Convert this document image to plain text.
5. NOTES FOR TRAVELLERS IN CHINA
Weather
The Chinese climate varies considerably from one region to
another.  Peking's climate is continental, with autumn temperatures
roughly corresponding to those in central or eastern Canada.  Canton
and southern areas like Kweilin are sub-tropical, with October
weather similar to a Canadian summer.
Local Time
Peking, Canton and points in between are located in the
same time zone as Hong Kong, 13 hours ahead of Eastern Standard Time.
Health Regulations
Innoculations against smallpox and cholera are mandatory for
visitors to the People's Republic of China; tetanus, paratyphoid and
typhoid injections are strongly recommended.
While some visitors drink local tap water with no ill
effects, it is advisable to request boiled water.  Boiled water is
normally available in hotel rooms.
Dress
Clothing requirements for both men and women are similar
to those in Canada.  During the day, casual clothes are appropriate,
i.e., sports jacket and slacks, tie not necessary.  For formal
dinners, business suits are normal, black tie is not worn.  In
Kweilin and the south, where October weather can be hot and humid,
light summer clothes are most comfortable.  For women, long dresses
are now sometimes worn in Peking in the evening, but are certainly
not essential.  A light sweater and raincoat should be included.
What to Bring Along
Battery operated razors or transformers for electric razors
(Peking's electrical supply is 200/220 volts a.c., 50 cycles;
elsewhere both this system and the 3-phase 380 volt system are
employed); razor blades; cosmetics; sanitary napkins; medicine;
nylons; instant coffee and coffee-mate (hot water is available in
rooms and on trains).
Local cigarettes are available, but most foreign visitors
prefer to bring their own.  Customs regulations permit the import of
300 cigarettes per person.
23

THE REQUEST
Each line of the data that includes the word "this" counts once; report the total and nothing more.

SOLUTION TO THE PROBLEM
2